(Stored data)
-----
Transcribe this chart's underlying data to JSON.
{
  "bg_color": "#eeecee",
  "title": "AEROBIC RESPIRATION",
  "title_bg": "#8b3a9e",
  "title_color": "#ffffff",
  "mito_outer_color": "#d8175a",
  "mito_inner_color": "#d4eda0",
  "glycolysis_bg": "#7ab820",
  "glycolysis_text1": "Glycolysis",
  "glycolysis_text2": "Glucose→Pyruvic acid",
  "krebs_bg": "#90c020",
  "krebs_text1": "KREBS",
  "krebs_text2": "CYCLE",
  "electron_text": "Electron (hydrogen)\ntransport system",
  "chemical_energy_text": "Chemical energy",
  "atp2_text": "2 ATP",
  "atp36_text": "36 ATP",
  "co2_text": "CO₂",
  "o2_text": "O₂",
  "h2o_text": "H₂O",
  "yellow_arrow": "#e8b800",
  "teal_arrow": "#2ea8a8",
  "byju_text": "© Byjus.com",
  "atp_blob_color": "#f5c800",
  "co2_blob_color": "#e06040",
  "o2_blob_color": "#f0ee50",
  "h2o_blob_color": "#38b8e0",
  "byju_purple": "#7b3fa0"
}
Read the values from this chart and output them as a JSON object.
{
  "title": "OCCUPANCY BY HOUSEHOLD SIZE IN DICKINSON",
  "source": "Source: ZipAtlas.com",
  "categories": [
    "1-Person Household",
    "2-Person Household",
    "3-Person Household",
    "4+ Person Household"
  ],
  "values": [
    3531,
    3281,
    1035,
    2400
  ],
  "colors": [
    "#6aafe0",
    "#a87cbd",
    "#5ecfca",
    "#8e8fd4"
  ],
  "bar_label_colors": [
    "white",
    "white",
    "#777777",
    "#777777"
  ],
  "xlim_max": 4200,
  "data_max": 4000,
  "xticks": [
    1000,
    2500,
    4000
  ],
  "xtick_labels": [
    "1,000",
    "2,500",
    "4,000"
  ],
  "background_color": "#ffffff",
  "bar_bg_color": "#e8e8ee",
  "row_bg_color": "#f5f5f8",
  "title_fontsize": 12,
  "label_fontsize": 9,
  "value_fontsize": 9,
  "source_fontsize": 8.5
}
-----
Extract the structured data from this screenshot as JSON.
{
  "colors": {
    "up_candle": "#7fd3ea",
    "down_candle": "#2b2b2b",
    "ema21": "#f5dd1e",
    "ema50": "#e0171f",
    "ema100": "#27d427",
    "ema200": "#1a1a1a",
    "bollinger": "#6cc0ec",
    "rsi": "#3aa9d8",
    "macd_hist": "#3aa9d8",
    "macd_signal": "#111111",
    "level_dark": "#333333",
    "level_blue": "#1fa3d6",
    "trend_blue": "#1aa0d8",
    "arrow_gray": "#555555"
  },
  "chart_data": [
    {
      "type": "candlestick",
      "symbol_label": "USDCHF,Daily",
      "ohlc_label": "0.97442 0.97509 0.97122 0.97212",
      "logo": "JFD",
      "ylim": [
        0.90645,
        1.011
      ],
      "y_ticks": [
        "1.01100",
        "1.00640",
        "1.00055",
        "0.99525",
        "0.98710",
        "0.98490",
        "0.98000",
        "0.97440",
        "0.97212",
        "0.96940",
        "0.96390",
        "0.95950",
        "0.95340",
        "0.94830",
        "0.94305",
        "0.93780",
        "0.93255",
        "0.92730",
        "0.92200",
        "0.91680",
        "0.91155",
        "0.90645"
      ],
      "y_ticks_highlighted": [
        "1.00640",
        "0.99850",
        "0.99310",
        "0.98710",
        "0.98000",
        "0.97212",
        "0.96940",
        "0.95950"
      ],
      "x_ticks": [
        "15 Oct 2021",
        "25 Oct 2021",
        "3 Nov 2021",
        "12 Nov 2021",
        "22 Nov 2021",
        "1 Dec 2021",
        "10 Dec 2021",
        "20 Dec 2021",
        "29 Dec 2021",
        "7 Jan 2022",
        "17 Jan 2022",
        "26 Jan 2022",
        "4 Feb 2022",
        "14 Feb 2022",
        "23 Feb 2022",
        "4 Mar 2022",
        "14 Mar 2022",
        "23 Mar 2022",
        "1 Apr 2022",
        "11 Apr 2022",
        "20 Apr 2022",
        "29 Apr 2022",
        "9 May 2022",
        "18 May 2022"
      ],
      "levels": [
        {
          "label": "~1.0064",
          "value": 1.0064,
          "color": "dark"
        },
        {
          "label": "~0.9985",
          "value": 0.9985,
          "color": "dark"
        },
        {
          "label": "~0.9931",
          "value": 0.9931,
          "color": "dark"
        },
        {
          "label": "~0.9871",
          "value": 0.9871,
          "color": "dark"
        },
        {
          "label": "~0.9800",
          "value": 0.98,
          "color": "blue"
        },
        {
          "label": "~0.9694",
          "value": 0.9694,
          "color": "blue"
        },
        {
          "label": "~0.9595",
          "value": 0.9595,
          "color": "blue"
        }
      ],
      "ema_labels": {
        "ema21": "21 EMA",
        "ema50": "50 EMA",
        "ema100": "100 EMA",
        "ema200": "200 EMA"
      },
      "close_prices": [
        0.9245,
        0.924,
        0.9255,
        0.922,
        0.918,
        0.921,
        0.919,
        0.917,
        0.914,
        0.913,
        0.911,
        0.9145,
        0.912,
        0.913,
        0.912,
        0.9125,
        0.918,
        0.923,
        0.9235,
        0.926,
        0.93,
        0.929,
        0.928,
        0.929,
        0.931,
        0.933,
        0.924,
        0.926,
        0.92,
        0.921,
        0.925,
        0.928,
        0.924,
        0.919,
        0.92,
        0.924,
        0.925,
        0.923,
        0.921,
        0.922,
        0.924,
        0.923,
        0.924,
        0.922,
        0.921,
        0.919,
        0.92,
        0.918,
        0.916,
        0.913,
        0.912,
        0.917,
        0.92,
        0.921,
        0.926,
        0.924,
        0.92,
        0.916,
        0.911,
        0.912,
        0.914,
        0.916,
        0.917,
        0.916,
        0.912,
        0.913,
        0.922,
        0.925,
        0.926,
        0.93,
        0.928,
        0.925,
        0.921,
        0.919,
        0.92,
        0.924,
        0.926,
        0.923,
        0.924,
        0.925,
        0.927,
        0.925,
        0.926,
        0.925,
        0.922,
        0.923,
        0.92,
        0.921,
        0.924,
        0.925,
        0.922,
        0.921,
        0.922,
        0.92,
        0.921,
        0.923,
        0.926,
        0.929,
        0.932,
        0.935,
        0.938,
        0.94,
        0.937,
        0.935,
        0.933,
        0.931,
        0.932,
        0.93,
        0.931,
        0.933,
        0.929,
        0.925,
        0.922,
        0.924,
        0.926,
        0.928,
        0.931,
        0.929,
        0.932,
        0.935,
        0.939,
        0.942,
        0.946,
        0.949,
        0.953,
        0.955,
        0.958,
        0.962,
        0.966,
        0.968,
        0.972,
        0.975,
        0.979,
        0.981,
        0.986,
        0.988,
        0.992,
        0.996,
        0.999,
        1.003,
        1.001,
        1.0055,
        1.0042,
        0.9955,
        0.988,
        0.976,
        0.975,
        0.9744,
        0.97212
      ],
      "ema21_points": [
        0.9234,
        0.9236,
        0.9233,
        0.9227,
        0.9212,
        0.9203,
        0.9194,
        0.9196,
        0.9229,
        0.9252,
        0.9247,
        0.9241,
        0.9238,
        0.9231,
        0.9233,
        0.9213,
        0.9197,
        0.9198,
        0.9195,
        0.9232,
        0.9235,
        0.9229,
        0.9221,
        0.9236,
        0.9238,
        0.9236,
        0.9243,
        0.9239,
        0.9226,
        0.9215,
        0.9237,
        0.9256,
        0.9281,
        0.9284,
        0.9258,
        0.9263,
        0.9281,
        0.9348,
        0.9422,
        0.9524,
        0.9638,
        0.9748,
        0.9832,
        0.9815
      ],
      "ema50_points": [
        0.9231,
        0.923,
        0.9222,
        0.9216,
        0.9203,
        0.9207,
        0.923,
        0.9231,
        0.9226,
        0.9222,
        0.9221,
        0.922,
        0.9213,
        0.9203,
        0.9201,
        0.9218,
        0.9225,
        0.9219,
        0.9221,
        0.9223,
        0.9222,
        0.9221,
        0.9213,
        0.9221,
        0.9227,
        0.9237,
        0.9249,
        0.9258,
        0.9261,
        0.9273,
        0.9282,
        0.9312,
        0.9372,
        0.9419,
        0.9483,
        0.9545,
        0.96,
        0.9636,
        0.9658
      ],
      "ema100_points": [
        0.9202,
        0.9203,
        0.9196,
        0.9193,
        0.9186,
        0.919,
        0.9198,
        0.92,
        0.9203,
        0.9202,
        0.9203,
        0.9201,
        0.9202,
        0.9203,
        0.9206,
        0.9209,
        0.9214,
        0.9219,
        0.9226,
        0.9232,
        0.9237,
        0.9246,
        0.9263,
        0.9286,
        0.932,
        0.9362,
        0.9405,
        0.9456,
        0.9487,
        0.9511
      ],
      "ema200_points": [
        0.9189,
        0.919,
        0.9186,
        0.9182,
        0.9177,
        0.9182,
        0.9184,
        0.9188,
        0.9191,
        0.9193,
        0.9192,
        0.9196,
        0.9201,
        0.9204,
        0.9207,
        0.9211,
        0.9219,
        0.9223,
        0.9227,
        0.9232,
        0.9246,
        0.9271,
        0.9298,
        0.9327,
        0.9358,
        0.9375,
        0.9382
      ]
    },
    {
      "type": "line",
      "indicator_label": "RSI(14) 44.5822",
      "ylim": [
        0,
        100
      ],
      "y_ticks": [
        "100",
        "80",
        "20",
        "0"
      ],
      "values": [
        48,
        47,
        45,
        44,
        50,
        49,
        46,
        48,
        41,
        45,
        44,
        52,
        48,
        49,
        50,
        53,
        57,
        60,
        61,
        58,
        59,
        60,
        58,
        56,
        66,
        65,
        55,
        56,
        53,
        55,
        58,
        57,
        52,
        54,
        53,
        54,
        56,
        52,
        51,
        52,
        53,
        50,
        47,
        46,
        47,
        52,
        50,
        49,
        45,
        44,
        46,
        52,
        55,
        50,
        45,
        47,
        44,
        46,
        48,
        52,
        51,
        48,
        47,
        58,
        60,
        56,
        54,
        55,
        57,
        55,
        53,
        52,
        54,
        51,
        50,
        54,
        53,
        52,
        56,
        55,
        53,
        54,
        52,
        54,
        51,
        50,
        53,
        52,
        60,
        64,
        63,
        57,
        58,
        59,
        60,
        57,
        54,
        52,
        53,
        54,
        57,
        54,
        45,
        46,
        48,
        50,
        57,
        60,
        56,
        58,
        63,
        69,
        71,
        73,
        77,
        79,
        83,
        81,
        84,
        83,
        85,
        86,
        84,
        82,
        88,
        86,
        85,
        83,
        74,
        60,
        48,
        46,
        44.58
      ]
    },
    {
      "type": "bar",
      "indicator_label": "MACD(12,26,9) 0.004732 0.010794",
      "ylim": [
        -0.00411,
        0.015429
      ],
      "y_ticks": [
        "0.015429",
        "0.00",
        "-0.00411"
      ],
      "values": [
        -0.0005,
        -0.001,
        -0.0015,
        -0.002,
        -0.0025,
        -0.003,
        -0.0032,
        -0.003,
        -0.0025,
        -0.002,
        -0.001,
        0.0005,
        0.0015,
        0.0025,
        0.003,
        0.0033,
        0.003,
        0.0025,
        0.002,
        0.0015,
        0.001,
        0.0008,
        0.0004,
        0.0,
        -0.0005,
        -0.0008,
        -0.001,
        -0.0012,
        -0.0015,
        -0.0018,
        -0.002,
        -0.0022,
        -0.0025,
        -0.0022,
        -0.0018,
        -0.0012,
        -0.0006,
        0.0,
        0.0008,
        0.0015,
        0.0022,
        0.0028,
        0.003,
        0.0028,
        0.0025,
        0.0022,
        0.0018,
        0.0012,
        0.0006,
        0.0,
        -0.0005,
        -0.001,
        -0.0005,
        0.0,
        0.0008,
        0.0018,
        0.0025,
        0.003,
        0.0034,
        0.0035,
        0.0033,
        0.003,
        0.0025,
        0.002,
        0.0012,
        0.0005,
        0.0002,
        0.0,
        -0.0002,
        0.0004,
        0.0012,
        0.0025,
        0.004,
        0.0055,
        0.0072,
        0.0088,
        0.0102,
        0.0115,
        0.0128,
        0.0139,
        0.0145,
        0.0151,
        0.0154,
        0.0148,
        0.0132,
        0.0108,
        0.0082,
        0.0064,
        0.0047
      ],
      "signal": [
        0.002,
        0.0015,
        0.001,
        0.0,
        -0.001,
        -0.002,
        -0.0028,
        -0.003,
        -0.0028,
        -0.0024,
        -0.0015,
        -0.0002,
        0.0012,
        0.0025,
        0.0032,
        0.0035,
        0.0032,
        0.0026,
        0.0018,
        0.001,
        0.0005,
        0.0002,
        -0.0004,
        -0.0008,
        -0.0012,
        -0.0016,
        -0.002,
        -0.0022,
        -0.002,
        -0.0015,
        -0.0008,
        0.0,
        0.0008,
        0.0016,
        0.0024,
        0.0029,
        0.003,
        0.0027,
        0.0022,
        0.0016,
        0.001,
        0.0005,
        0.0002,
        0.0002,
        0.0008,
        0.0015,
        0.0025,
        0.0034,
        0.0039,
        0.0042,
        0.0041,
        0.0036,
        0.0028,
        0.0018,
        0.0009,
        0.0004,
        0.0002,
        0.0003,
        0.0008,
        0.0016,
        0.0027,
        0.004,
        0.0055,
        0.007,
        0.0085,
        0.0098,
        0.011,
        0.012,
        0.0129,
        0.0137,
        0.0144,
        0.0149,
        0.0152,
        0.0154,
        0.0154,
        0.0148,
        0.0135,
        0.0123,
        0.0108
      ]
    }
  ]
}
-----
### Task to carry out
Copy each line of the preceding data that contains the string "type".

### Problem solution
      "type": "candlestick",
      "type": "line",
      "type": "bar",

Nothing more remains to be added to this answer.